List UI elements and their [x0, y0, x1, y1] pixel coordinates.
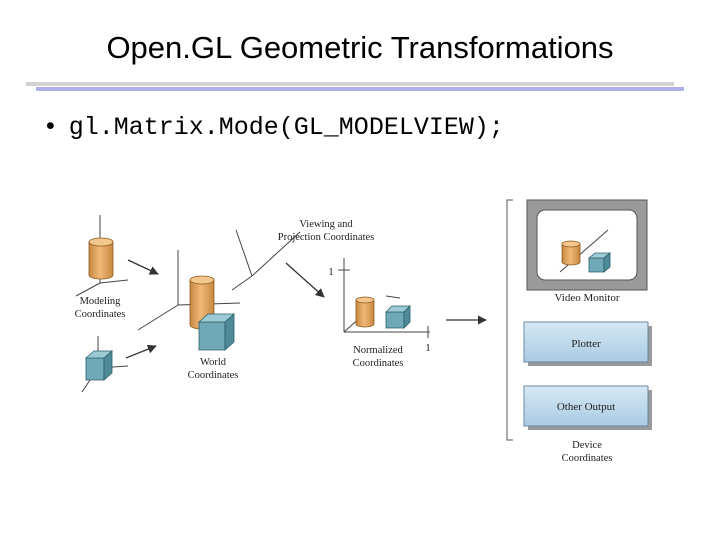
modeling-label-line2: Coordinates [75, 309, 126, 320]
world-group [137, 250, 241, 351]
world-label-line1: World [200, 357, 227, 368]
device-bracket [506, 199, 513, 441]
slide-title: Open.GL Geometric Transformations [106, 30, 614, 65]
title-rule [26, 82, 684, 91]
world-label-line2: Coordinates [188, 370, 239, 381]
normalized-label-line2: Coordinates [353, 358, 404, 369]
plotter-box [523, 321, 649, 363]
video-monitor-label: Video Monitor [554, 292, 619, 304]
viewing-axes [231, 229, 301, 291]
modeling-cube-group [81, 336, 129, 393]
device-label-line1: Device [572, 440, 602, 451]
viewing-label-line2: Projection Coordinates [278, 232, 375, 243]
modeling-label-line1: Modeling [80, 296, 122, 307]
modeling-to-world-arrow-bottom [125, 344, 157, 359]
modeling-to-world-arrow-top [127, 259, 159, 275]
bullet-item: • gl.Matrix.Mode(GL_MODELVIEW); [46, 112, 504, 142]
bullet-dot: • [46, 112, 55, 140]
video-monitor [526, 199, 648, 291]
bullet-code: gl.Matrix.Mode(GL_MODELVIEW); [68, 113, 504, 142]
viewing-label-line1: Viewing and [299, 219, 353, 230]
normalized-axis-x-tick: 1 [425, 342, 431, 354]
other-output-label: Other Output [557, 401, 615, 413]
device-label-line2: Coordinates [562, 453, 613, 464]
modeling-cylinder-group [75, 215, 129, 297]
viewing-to-normalized-arrow [285, 262, 325, 298]
other-output-box [523, 385, 649, 427]
normalized-axis-y-tick: 1 [328, 266, 334, 278]
plotter-label: Plotter [571, 338, 601, 350]
normalized-label-line1: Normalized [353, 345, 403, 356]
normalized-group [338, 258, 430, 338]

########

== SHORT EXERCISE ==
Express the lines of the records above as a JSON list of strings, with one string per line and blank lines left out. Leave the pictures out of the answer.

== THE OUTPUT ==
[
  "List UI elements and their [x0, y0, x1, y1] pixel coordinates.",
  "modeling-label-line2: Coordinates [75, 309, 126, 320]",
  "world-group [137, 250, 241, 351]",
  "world-label-line1: World [200, 357, 227, 368]",
  "device-bracket [506, 199, 513, 441]",
  "slide-title: Open.GL Geometric Transformations [106, 30, 614, 65]",
  "title-rule [26, 82, 684, 91]",
  "world-label-line2: Coordinates [188, 370, 239, 381]",
  "normalized-label-line2: Coordinates [353, 358, 404, 369]",
  "plotter-box [523, 321, 649, 363]",
  "video-monitor-label: Video Monitor [554, 292, 619, 304]",
  "viewing-axes [231, 229, 301, 291]",
  "modeling-cube-group [81, 336, 129, 393]",
  "device-label-line1: Device [572, 440, 602, 451]",
  "viewing-label-line2: Projection Coordinates [278, 232, 375, 243]",
  "modeling-label-line1: Modeling [80, 296, 122, 307]",
  "modeling-to-world-arrow-bottom [125, 344, 157, 359]",
  "modeling-to-world-arrow-top [127, 259, 159, 275]",
  "bullet-item: • gl.Matrix.Mode(GL_MODELVIEW); [46, 112, 504, 142]",
  "bullet-dot: • [46, 112, 55, 140]",
  "video-monitor [526, 199, 648, 291]",
  "bullet-code: gl.Matrix.Mode(GL_MODELVIEW); [68, 113, 504, 142]",
  "viewing-label-line1: Viewing and [299, 219, 353, 230]",
  "normalized-axis-x-tick: 1 [425, 342, 431, 354]",
  "other-output-label: Other Output [557, 401, 615, 413]",
  "device-label-line2: Coordinates [562, 453, 613, 464]",
  "modeling-cylinder-group [75, 215, 129, 297]",
  "viewing-to-normalized-arrow [285, 262, 325, 298]",
  "other-output-box [523, 385, 649, 427]",
  "normalized-axis-y-tick: 1 [328, 266, 334, 278]",
  "plotter-label: Plotter [571, 338, 601, 350]",
  "normalized-label-line1: Normalized [353, 345, 403, 356]",
  "normalized-group [338, 258, 430, 338]"
]